- Work to do
Scan the lines below; pull out those with "from".

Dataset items
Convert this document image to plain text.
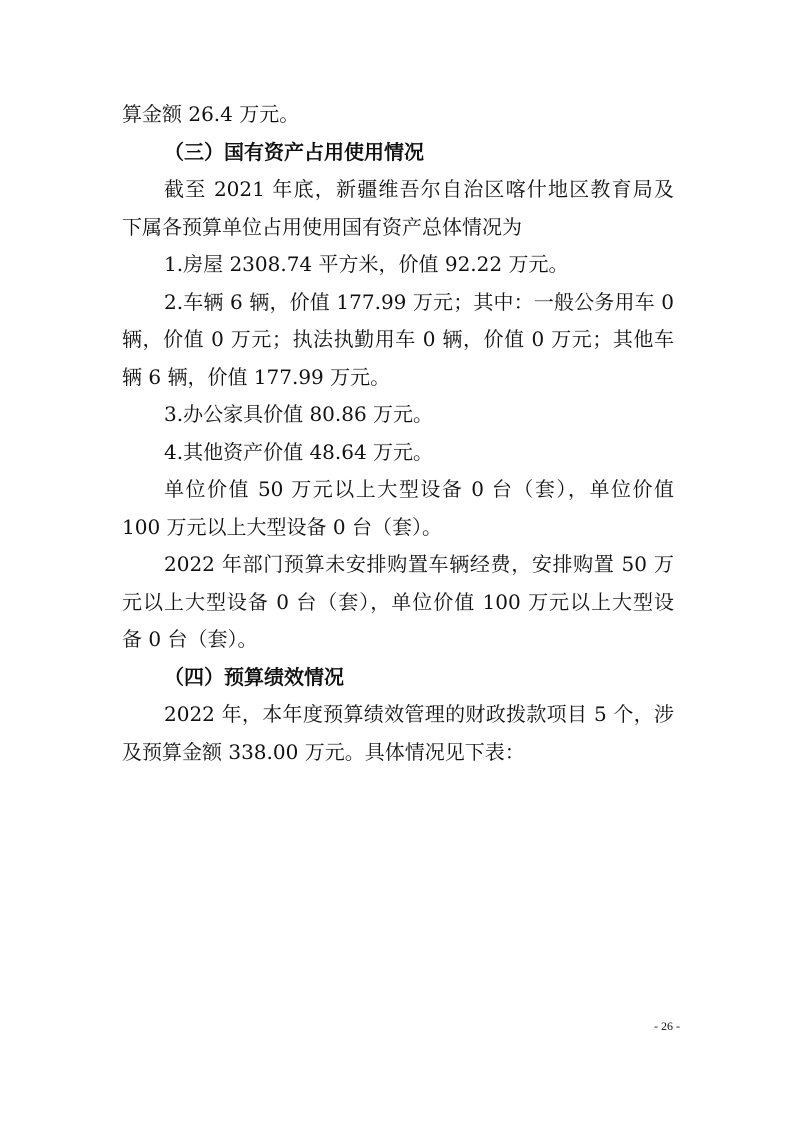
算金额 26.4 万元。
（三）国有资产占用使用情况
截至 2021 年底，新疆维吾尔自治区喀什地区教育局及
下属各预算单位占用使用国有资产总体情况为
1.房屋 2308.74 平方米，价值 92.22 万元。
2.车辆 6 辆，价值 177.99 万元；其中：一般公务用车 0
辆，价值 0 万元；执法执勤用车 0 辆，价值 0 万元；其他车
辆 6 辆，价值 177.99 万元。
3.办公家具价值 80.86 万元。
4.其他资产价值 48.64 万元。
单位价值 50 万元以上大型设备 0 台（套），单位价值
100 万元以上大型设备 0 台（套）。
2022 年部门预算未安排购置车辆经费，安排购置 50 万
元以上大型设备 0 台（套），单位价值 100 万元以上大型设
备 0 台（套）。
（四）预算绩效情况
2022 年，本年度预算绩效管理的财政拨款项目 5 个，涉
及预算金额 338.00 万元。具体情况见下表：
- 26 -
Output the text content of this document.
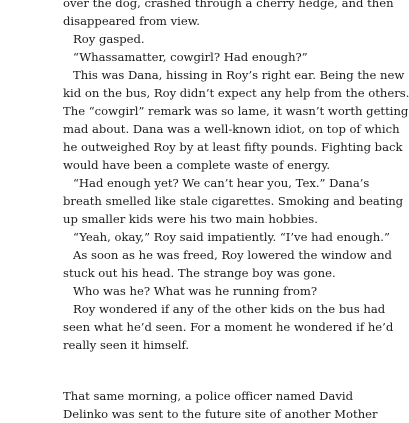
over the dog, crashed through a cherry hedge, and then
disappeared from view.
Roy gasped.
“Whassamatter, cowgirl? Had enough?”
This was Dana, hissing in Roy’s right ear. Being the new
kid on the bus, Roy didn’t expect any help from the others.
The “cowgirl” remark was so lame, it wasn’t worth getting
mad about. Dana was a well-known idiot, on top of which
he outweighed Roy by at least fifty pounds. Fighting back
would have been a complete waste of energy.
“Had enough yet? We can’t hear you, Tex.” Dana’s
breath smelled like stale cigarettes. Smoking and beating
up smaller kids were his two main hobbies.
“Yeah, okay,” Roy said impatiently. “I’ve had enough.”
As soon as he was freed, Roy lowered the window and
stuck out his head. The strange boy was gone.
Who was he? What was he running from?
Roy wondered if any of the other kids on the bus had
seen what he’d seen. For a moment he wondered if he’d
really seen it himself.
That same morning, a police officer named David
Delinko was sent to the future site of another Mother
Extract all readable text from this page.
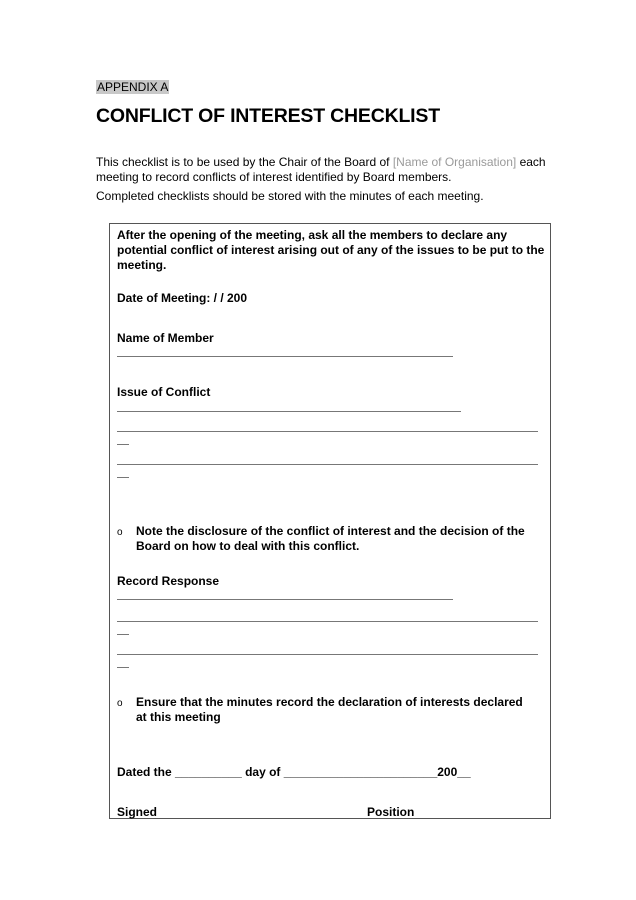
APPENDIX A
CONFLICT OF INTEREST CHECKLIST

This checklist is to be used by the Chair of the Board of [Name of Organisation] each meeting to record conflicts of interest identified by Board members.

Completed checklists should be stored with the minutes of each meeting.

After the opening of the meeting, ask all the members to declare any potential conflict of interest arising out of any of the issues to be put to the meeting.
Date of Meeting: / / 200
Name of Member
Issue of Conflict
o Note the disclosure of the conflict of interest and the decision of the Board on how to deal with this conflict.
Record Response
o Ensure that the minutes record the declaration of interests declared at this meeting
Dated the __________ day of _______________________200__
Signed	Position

- Result of this task
disappeared from view.
kid on the bus, Roy didn’t expect any help from the others.
Who was he? What was he running from?
Extract all readable text from this page.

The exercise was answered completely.